--- PROVIDED DATA ---

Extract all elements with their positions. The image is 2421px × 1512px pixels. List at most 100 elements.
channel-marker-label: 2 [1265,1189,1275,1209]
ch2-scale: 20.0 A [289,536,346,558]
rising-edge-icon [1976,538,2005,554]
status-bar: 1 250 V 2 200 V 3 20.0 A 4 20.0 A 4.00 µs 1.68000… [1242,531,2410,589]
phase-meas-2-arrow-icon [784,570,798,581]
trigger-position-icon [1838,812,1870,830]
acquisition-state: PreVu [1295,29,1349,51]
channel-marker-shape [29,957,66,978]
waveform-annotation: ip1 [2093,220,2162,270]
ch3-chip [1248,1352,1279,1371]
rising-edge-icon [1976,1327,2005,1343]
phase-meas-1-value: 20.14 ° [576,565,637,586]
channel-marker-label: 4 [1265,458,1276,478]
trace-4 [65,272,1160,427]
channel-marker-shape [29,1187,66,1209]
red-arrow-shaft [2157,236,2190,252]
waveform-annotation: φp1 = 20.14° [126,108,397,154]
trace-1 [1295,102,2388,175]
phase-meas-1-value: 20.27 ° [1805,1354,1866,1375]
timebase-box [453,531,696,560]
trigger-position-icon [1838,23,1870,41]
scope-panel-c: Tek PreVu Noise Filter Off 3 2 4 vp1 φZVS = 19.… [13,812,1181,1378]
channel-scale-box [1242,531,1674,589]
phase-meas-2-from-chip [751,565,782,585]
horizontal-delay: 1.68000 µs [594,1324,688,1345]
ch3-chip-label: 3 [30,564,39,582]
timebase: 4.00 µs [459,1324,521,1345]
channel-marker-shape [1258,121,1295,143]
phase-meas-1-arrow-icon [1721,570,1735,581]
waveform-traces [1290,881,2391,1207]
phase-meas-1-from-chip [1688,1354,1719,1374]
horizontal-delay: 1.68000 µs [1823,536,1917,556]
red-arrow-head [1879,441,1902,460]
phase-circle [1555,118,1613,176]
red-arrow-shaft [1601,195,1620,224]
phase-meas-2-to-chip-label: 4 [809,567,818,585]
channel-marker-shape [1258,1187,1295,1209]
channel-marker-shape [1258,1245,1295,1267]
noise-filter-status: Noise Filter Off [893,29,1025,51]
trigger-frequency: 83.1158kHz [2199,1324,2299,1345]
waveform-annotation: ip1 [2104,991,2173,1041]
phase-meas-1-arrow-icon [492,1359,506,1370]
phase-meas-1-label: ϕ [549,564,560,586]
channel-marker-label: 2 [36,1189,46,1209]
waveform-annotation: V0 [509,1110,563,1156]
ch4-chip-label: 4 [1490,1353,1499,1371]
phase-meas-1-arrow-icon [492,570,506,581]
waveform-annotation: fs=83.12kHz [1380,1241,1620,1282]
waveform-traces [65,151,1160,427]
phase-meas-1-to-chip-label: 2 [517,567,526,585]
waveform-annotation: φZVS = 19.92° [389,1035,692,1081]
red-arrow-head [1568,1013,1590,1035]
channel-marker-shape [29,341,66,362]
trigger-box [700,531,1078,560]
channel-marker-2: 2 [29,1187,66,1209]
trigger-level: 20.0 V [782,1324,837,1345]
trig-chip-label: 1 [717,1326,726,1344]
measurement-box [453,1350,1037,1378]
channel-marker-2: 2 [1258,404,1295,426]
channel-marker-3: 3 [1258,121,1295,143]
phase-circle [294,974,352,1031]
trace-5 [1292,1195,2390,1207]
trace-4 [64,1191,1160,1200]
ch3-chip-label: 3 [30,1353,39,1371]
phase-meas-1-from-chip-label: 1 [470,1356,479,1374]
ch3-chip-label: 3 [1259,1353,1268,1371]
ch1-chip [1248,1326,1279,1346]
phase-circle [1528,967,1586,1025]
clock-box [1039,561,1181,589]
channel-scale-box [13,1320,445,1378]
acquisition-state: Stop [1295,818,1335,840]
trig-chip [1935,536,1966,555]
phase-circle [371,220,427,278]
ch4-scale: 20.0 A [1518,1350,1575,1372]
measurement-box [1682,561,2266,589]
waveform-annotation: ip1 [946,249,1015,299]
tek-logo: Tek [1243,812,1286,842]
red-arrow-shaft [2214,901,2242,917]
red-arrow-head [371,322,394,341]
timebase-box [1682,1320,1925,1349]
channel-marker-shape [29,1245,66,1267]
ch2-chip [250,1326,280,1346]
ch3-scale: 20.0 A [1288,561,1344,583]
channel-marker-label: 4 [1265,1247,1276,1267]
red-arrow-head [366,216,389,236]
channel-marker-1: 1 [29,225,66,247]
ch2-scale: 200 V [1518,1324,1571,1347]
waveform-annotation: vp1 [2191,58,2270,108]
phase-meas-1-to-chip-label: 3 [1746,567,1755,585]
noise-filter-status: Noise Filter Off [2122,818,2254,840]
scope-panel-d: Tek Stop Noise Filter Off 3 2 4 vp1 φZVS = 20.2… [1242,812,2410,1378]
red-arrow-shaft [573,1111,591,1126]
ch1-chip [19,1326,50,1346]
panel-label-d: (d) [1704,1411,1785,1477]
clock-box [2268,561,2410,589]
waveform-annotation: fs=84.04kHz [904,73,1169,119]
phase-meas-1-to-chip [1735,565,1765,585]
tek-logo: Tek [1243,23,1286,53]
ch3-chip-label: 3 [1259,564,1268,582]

---

Convert the lines from the first one through the line containing "timebase-box [453,531,696,560]", both included, into a Markdown table with the columns Row and Line, numbering each line and leaving out blank ones.

| Row | Line |
|---|---|
| 1 | Extract all elements with their positions. The image is 2421px × 1512px pixels. List at most 100 elements. |
| 2 | channel-marker-label: 2 [1265,1189,1275,1209] |
| 3 | ch2-scale: 20.0 A [289,536,346,558] |
| 4 | rising-edge-icon [1976,538,2005,554] |
| 5 | status-bar: 1 250 V 2 200 V 3 20.0 A 4 20.0 A 4.00 µs 1.68000… [1242,531,2410,589] |
| 6 | phase-meas-2-arrow-icon [784,570,798,581] |
| 7 | trigger-position-icon [1838,812,1870,830] |
| 8 | acquisition-state: PreVu [1295,29,1349,51] |
| 9 | channel-marker-shape [29,957,66,978] |
| 10 | waveform-annotation: ip1 [2093,220,2162,270] |
| 11 | ch3-chip [1248,1352,1279,1371] |
| 12 | rising-edge-icon [1976,1327,2005,1343] |
| 13 | phase-meas-1-value: 20.14 ° [576,565,637,586] |
| 14 | channel-marker-label: 4 [1265,458,1276,478] |
| 15 | trace-4 [65,272,1160,427] |
| 16 | channel-marker-shape [29,1187,66,1209] |
| 17 | red-arrow-shaft [2157,236,2190,252] |
| 18 | waveform-annotation: φp1 = 20.14° [126,108,397,154] |
| 19 | trace-1 [1295,102,2388,175] |
| 20 | phase-meas-1-value: 20.27 ° [1805,1354,1866,1375] |
| 21 | timebase-box [453,531,696,560] |